PROBLEM DETAILS: In the data below, locate each line with the word "塑胶残留物" and list it.

____

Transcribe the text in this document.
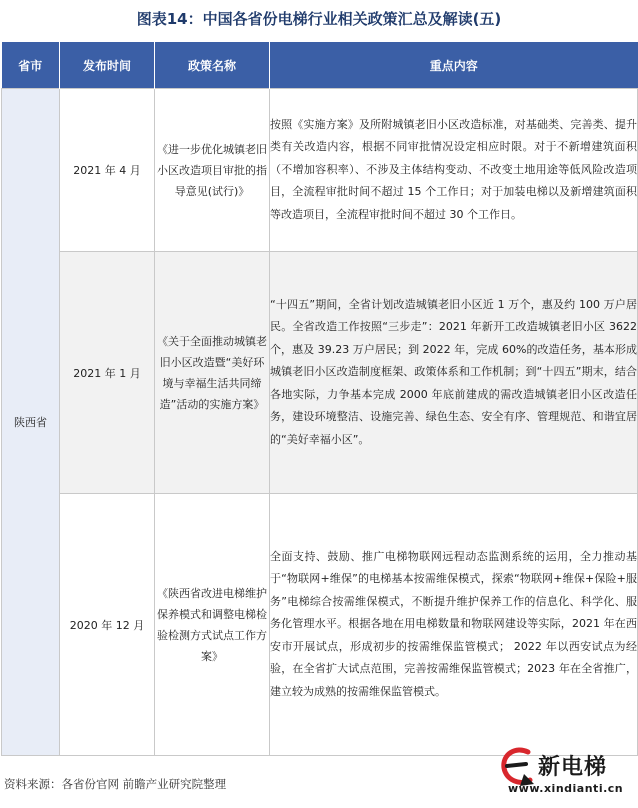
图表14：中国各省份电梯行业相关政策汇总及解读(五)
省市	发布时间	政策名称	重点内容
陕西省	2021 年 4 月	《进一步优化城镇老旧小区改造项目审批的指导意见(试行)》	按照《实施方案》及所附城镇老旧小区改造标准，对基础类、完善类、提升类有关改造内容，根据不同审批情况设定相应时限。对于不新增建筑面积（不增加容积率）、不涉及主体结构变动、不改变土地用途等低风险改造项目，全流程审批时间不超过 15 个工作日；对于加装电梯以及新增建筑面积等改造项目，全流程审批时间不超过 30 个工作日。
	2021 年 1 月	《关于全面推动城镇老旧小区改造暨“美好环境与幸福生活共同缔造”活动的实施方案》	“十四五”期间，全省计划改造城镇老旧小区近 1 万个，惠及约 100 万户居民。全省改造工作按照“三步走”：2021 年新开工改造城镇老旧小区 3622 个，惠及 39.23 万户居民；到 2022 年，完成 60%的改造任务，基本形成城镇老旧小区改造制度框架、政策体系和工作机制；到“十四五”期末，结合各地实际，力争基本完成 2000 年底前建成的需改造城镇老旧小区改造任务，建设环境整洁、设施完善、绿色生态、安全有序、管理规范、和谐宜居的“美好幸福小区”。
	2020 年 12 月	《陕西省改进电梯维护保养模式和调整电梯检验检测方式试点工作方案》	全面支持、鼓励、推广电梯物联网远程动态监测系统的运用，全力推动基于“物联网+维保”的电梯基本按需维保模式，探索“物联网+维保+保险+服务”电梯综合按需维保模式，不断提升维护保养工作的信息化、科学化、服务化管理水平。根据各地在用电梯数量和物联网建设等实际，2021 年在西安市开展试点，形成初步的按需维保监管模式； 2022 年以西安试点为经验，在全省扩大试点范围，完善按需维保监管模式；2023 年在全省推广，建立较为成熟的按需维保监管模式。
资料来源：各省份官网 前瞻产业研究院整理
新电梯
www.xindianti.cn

____

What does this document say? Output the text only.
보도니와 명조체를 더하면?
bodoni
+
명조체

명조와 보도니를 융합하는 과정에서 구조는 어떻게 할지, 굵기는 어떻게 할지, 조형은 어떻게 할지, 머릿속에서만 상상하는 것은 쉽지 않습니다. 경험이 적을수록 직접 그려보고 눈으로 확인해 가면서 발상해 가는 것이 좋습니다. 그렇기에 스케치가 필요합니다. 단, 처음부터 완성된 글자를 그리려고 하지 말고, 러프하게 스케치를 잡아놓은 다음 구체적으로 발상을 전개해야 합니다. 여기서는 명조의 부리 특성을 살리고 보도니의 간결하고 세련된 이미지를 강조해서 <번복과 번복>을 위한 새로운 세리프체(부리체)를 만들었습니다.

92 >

____

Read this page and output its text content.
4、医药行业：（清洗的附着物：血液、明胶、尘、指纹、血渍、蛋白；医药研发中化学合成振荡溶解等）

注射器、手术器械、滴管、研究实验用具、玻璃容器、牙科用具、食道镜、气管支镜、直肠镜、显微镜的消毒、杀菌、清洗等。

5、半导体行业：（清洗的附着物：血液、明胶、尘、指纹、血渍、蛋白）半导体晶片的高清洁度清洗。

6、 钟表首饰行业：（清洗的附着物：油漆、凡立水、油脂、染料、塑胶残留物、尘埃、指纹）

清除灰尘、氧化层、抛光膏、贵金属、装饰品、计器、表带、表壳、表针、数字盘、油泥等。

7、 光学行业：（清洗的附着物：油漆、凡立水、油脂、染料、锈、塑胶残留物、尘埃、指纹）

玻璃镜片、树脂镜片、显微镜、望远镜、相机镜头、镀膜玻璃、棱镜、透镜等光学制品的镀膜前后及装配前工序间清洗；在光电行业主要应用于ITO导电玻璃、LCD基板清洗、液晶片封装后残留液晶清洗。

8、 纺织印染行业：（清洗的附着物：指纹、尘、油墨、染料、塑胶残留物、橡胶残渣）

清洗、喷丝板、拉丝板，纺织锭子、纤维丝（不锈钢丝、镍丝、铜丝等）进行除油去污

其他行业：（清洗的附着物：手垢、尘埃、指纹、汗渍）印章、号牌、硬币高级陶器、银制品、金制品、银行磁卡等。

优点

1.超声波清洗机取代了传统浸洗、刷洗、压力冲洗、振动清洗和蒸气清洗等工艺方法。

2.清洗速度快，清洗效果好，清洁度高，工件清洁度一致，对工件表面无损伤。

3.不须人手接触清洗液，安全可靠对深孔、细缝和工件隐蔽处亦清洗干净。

____

RESPONSE TO THE TASK:
6、 钟表首饰行业：（清洗的附着物：油漆、凡立水、油脂、染料、塑胶残留物、尘埃、指纹）
7、 光学行业：（清洗的附着物：油漆、凡立水、油脂、染料、锈、塑胶残留物、尘埃、指纹）
8、 纺织印染行业：（清洗的附着物：指纹、尘、油墨、染料、塑胶残留物、橡胶残渣）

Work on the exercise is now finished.